→ DATA:
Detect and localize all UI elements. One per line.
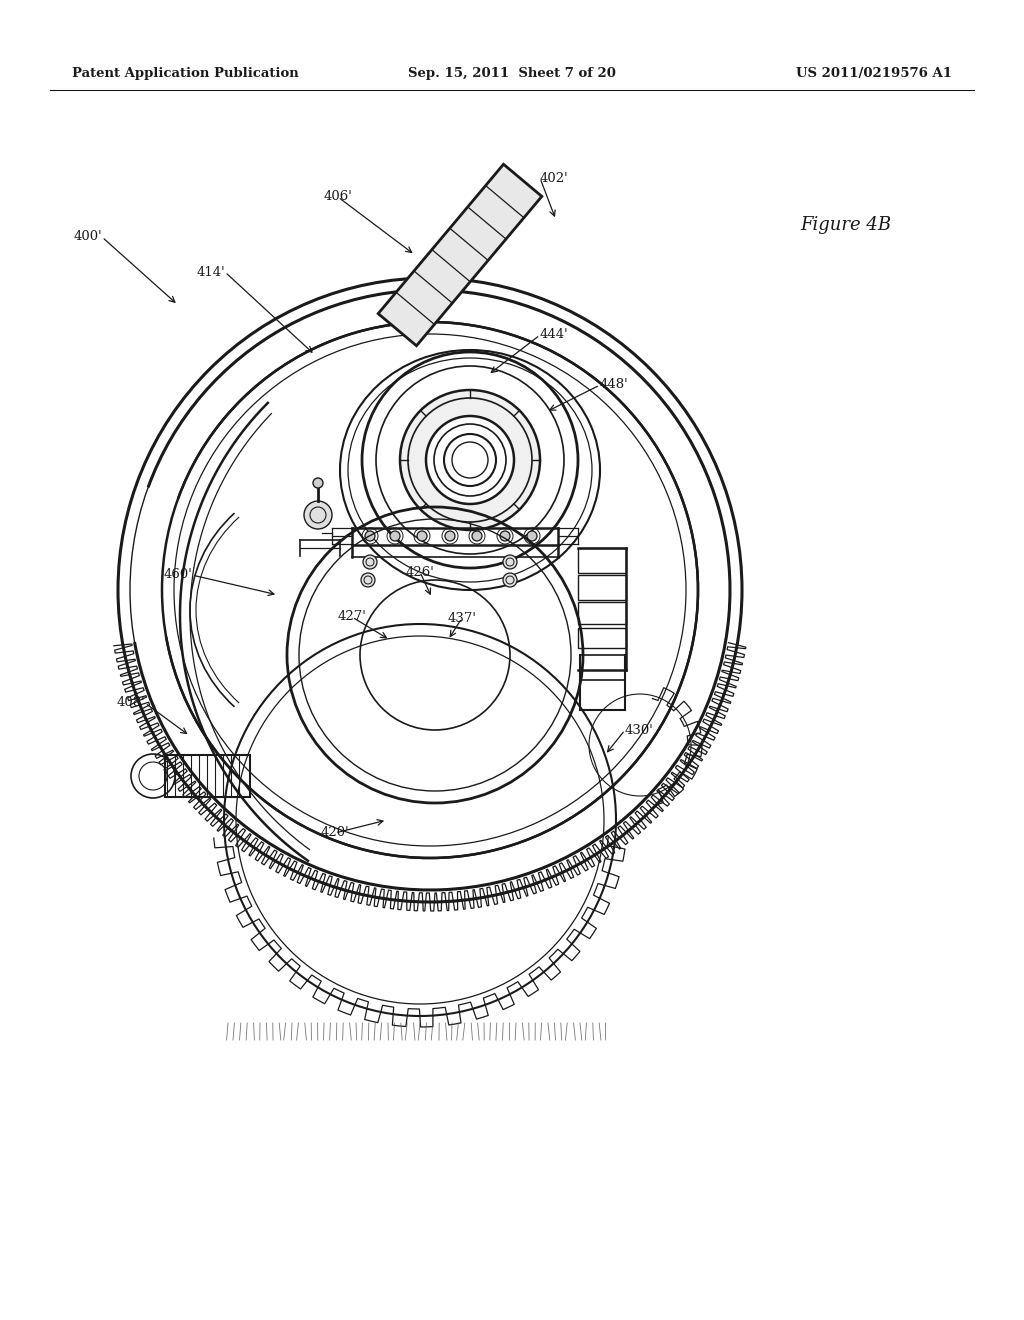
Circle shape <box>500 531 510 541</box>
Text: Sep. 15, 2011  Sheet 7 of 20: Sep. 15, 2011 Sheet 7 of 20 <box>408 67 616 81</box>
Circle shape <box>304 502 332 529</box>
Text: 444': 444' <box>540 329 568 342</box>
Bar <box>165 755 250 797</box>
Bar <box>578 576 626 601</box>
Circle shape <box>444 434 496 486</box>
Circle shape <box>426 416 514 504</box>
Circle shape <box>503 573 517 587</box>
Text: 414': 414' <box>197 265 225 279</box>
Text: 402': 402' <box>540 172 568 185</box>
Text: 420': 420' <box>321 826 349 840</box>
Polygon shape <box>378 164 542 346</box>
Bar <box>578 628 626 648</box>
Circle shape <box>527 531 537 541</box>
Text: 408': 408' <box>117 697 145 710</box>
Circle shape <box>365 531 375 541</box>
Circle shape <box>313 478 323 488</box>
Text: Figure 4B: Figure 4B <box>800 216 891 234</box>
Text: 400': 400' <box>74 231 102 243</box>
Text: 448': 448' <box>600 379 629 392</box>
Bar <box>578 548 626 573</box>
Bar <box>578 602 626 624</box>
Circle shape <box>400 389 540 531</box>
Circle shape <box>503 554 517 569</box>
Text: 437': 437' <box>447 611 476 624</box>
Text: 430': 430' <box>625 723 654 737</box>
Text: 406': 406' <box>324 190 352 203</box>
Text: 427': 427' <box>338 610 367 623</box>
Circle shape <box>417 531 427 541</box>
Circle shape <box>472 531 482 541</box>
Circle shape <box>390 531 400 541</box>
Text: 426': 426' <box>406 565 434 578</box>
Text: 460': 460' <box>163 569 193 582</box>
Circle shape <box>445 531 455 541</box>
Circle shape <box>361 573 375 587</box>
Text: Patent Application Publication: Patent Application Publication <box>72 67 299 81</box>
Text: US 2011/0219576 A1: US 2011/0219576 A1 <box>796 67 952 81</box>
Circle shape <box>362 554 377 569</box>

→ GIVEN PROBLEM:
Could you relabel every "Circle shape" in the listing above as "Round shape", keep all other lines unchanged, and leave the pictures out?

→ WRITTEN ANSWER:
Detect and localize all UI elements. One per line.
Round shape <box>500 531 510 541</box>
Text: Sep. 15, 2011  Sheet 7 of 20: Sep. 15, 2011 Sheet 7 of 20 <box>408 67 616 81</box>
Round shape <box>304 502 332 529</box>
Text: 444': 444' <box>540 329 568 342</box>
Bar <box>165 755 250 797</box>
Bar <box>578 576 626 601</box>
Round shape <box>444 434 496 486</box>
Round shape <box>426 416 514 504</box>
Round shape <box>503 573 517 587</box>
Text: 414': 414' <box>197 265 225 279</box>
Text: 402': 402' <box>540 172 568 185</box>
Text: 420': 420' <box>321 826 349 840</box>
Polygon shape <box>378 164 542 346</box>
Bar <box>578 628 626 648</box>
Round shape <box>527 531 537 541</box>
Text: 408': 408' <box>117 697 145 710</box>
Round shape <box>365 531 375 541</box>
Round shape <box>313 478 323 488</box>
Text: Figure 4B: Figure 4B <box>800 216 891 234</box>
Text: 400': 400' <box>74 231 102 243</box>
Text: 448': 448' <box>600 379 629 392</box>
Bar <box>578 548 626 573</box>
Bar <box>578 602 626 624</box>
Round shape <box>400 389 540 531</box>
Round shape <box>503 554 517 569</box>
Text: 437': 437' <box>447 611 476 624</box>
Text: 430': 430' <box>625 723 654 737</box>
Text: 406': 406' <box>324 190 352 203</box>
Text: 427': 427' <box>338 610 367 623</box>
Round shape <box>417 531 427 541</box>
Round shape <box>472 531 482 541</box>
Round shape <box>390 531 400 541</box>
Text: 426': 426' <box>406 565 434 578</box>
Text: 460': 460' <box>163 569 193 582</box>
Round shape <box>445 531 455 541</box>
Round shape <box>361 573 375 587</box>
Text: Patent Application Publication: Patent Application Publication <box>72 67 299 81</box>
Text: US 2011/0219576 A1: US 2011/0219576 A1 <box>796 67 952 81</box>
Round shape <box>362 554 377 569</box>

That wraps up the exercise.